• _Short problem_
Your task is to retype each line of the data below exactly.

───── Provided data

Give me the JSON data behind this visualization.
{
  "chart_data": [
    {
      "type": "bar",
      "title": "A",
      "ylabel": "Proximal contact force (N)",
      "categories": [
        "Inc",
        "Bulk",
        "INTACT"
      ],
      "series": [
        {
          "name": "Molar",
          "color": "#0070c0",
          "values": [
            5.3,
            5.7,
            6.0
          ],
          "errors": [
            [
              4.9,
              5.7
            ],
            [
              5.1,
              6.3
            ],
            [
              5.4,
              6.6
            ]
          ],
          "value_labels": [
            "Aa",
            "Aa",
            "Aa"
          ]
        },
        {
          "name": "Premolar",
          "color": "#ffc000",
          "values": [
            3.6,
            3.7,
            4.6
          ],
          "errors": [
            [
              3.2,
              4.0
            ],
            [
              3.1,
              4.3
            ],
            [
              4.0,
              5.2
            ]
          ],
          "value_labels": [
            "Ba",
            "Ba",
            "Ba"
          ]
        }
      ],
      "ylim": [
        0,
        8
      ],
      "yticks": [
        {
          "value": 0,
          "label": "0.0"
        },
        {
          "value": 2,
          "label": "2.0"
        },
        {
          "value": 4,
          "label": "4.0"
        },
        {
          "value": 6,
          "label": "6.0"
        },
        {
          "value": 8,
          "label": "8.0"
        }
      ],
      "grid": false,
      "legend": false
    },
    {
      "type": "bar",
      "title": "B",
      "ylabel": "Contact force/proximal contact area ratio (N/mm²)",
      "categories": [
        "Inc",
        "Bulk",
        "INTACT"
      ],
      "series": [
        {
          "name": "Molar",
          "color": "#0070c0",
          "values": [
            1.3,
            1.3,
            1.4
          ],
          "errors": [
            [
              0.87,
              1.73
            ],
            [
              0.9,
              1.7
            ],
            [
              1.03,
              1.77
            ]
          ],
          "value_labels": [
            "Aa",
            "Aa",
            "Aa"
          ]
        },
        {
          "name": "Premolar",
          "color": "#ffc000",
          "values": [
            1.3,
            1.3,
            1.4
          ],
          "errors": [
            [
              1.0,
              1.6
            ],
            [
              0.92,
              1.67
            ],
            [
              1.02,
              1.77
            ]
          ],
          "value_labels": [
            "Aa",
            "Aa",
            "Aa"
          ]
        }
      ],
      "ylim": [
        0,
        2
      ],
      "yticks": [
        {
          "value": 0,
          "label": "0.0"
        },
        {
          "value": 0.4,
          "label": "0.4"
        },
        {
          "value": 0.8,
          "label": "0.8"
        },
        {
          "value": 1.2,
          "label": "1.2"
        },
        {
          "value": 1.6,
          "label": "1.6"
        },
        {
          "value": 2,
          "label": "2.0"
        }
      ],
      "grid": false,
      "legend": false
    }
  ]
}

──────────

• _Answer below_
Give me the JSON data behind this visualization.
{
  "chart_data": [
    {
      "type": "bar",
      "title": "A",
      "ylabel": "Proximal contact force (N)",
      "categories": [
        "Inc",
        "Bulk",
        "INTACT"
      ],
      "series": [
        {
          "name": "Molar",
          "color": "#0070c0",
          "values": [
            5.3,
            5.7,
            6.0
          ],
          "errors": [
            [
              4.9,
              5.7
            ],
            [
              5.1,
              6.3
            ],
            [
              5.4,
              6.6
            ]
          ],
          "value_labels": [
            "Aa",
            "Aa",
            "Aa"
          ]
        },
        {
          "name": "Premolar",
          "color": "#ffc000",
          "values": [
            3.6,
            3.7,
            4.6
          ],
          "errors": [
            [
              3.2,
              4.0
            ],
            [
              3.1,
              4.3
            ],
            [
              4.0,
              5.2
            ]
          ],
          "value_labels": [
            "Ba",
            "Ba",
            "Ba"
          ]
        }
      ],
      "ylim": [
        0,
        8
      ],
      "yticks": [
        {
          "value": 0,
          "label": "0.0"
        },
        {
          "value": 2,
          "label": "2.0"
        },
        {
          "value": 4,
          "label": "4.0"
        },
        {
          "value": 6,
          "label": "6.0"
        },
        {
          "value": 8,
          "label": "8.0"
        }
      ],
      "grid": false,
      "legend": false
    },
    {
      "type": "bar",
      "title": "B",
      "ylabel": "Contact force/proximal contact area ratio (N/mm²)",
      "categories": [
        "Inc",
        "Bulk",
        "INTACT"
      ],
      "series": [
        {
          "name": "Molar",
          "color": "#0070c0",
          "values": [
            1.3,
            1.3,
            1.4
          ],
          "errors": [
            [
              0.87,
              1.73
            ],
            [
              0.9,
              1.7
            ],
            [
              1.03,
              1.77
            ]
          ],
          "value_labels": [
            "Aa",
            "Aa",
            "Aa"
          ]
        },
        {
          "name": "Premolar",
          "color": "#ffc000",
          "values": [
            1.3,
            1.3,
            1.4
          ],
          "errors": [
            [
              1.0,
              1.6
            ],
            [
              0.92,
              1.67
            ],
            [
              1.02,
              1.77
            ]
          ],
          "value_labels": [
            "Aa",
            "Aa",
            "Aa"
          ]
        }
      ],
      "ylim": [
        0,
        2
      ],
      "yticks": [
        {
          "value": 0,
          "label": "0.0"
        },
        {
          "value": 0.4,
          "label": "0.4"
        },
        {
          "value": 0.8,
          "label": "0.8"
        },
        {
          "value": 1.2,
          "label": "1.2"
        },
        {
          "value": 1.6,
          "label": "1.6"
        },
        {
          "value": 2,
          "label": "2.0"
        }
      ],
      "grid": false,
      "legend": false
    }
  ]
}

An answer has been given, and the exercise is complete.